* _Problem requirements_
Look below and pull out each line with the word "text".
>> start Data extract
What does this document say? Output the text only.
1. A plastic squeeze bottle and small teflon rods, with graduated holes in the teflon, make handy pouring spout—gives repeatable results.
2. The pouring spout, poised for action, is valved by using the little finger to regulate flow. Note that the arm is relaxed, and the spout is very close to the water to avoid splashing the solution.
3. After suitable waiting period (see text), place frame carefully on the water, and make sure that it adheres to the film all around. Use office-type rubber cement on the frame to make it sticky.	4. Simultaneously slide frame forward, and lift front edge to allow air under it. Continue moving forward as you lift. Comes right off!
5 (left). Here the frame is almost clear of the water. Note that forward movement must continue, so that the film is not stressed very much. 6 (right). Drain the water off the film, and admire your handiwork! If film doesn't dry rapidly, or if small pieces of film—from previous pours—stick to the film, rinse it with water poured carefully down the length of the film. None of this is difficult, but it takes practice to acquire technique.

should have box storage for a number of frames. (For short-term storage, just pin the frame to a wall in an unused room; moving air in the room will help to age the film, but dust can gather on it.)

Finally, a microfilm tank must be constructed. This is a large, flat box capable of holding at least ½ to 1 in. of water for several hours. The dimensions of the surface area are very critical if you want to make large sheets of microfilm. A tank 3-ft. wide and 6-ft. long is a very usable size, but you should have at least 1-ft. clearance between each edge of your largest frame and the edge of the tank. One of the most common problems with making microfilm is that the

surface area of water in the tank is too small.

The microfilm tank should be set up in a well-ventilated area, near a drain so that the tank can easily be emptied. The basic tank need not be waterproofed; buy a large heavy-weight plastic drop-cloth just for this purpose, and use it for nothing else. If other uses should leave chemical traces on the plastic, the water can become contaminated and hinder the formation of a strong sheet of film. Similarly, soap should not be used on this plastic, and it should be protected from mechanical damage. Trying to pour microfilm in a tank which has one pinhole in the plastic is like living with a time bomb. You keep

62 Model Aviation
>> end Data extract
>> start Data extract
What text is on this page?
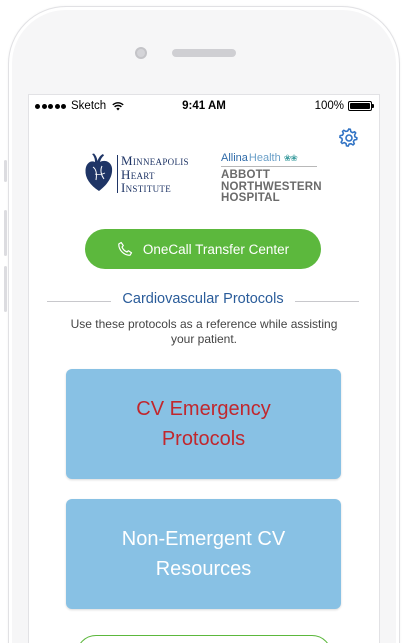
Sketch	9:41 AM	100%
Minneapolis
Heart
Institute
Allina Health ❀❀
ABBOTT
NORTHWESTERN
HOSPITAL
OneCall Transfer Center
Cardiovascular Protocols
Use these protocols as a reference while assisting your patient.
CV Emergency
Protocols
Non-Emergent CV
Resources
>> end Data extract
* _Reply_
What does this document say? Output the text only.
3. After suitable waiting period (see text), place frame carefully on the water, and make sure that it adheres to the film all around. Use office-type rubber cement on the frame to make it sticky.	4. Simultaneously slide frame forward, and lift front edge to allow air under it. Continue moving forward as you lift. Comes right off!
What text is on this page?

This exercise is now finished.